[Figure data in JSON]
* START *

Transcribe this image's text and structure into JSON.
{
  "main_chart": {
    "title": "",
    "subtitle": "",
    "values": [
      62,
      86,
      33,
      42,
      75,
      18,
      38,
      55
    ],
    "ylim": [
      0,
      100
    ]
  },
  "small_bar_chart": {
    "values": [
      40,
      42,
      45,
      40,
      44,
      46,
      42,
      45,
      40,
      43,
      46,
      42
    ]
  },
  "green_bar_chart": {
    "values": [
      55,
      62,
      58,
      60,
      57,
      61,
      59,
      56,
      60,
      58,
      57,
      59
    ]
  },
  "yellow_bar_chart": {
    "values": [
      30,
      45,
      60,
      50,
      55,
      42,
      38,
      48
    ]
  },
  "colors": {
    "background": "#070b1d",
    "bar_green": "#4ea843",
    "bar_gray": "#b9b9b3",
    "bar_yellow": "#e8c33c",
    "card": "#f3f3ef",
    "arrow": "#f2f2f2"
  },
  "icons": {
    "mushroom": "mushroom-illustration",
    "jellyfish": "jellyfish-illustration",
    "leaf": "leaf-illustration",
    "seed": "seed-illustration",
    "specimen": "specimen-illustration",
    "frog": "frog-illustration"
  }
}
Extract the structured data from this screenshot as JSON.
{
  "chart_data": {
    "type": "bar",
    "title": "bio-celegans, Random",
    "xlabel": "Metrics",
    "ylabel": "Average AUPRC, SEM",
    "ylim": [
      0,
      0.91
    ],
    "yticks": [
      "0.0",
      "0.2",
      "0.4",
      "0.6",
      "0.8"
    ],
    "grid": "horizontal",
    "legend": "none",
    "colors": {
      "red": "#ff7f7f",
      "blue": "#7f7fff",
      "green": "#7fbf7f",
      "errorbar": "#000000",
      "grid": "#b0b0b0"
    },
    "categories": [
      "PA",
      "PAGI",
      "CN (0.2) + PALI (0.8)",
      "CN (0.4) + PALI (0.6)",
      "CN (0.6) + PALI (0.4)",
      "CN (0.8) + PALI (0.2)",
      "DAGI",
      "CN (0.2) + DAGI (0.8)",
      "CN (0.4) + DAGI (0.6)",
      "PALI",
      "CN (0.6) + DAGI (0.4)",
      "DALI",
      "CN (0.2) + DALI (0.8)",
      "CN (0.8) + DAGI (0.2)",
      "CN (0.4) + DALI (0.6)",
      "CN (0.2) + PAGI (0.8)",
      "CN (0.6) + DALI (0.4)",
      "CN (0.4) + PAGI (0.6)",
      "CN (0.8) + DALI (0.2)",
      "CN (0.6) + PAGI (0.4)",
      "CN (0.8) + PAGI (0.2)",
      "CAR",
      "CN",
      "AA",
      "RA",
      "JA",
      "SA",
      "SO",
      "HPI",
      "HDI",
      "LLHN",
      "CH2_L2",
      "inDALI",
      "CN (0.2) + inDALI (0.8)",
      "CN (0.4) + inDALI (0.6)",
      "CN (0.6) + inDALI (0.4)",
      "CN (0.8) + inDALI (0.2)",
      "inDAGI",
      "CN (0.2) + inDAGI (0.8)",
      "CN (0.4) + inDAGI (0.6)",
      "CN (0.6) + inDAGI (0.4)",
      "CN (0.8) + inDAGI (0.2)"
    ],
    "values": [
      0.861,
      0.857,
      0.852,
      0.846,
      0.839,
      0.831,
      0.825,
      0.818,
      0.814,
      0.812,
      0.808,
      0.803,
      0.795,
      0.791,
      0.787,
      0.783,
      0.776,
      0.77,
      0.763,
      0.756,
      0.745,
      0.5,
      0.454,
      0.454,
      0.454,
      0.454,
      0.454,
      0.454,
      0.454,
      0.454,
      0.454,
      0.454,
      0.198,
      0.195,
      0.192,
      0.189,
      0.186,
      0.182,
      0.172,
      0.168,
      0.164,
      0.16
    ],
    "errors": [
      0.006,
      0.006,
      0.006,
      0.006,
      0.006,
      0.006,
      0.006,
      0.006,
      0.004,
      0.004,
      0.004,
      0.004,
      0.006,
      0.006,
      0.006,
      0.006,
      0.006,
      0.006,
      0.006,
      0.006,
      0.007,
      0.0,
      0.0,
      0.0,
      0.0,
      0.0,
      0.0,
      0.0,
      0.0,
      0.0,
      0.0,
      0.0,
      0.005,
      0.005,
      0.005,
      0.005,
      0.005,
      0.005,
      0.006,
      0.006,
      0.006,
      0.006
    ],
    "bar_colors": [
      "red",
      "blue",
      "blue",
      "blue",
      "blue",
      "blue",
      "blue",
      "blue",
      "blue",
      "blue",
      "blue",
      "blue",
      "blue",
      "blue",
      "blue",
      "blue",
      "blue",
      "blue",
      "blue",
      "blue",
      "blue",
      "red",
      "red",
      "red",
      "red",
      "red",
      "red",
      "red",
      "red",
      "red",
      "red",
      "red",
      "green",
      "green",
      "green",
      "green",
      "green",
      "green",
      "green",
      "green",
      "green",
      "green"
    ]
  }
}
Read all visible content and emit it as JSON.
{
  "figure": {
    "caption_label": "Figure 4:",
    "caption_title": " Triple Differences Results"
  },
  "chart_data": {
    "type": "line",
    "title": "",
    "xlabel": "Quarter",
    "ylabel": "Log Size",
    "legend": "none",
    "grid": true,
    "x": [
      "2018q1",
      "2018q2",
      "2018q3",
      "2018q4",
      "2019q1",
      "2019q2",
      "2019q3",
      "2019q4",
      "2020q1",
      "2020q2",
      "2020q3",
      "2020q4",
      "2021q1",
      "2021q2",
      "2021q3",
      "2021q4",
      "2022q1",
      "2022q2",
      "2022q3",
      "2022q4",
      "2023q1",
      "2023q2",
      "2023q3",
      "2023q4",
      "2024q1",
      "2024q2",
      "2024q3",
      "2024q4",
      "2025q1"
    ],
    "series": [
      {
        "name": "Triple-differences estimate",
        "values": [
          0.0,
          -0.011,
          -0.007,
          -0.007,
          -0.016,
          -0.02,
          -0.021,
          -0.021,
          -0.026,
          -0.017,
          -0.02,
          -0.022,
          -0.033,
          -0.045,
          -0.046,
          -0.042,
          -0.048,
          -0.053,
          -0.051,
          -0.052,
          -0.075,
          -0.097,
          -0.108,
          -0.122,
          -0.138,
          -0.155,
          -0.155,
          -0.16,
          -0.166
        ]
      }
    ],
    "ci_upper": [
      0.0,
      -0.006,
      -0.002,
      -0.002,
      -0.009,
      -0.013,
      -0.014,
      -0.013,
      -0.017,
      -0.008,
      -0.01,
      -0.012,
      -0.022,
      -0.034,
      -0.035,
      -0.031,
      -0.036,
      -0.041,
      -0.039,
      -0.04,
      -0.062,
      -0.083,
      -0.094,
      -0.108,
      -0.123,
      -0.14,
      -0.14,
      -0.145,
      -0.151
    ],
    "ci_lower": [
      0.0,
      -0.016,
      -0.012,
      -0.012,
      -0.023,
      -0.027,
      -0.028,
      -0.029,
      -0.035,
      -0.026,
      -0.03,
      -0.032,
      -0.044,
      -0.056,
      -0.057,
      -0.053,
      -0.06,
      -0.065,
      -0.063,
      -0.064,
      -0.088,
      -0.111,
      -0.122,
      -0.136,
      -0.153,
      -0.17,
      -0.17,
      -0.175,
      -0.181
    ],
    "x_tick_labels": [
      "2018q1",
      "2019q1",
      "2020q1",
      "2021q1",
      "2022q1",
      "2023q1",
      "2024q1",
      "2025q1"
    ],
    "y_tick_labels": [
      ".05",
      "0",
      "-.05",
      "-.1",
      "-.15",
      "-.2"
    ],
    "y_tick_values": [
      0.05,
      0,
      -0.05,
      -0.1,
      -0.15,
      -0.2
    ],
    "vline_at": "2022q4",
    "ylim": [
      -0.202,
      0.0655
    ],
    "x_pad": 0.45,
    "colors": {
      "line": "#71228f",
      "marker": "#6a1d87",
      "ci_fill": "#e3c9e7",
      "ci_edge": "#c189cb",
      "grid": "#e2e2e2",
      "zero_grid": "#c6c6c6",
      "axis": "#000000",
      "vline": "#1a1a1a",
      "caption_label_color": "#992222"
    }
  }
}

* END *

TASK DIRECTIONS
Write out every line of the data that holds the word "illustration".

REPLY
    "mushroom": "mushroom-illustration",
    "jellyfish": "jellyfish-illustration",
    "leaf": "leaf-illustration",
    "seed": "seed-illustration",
    "specimen": "specimen-illustration",
    "frog": "frog-illustration"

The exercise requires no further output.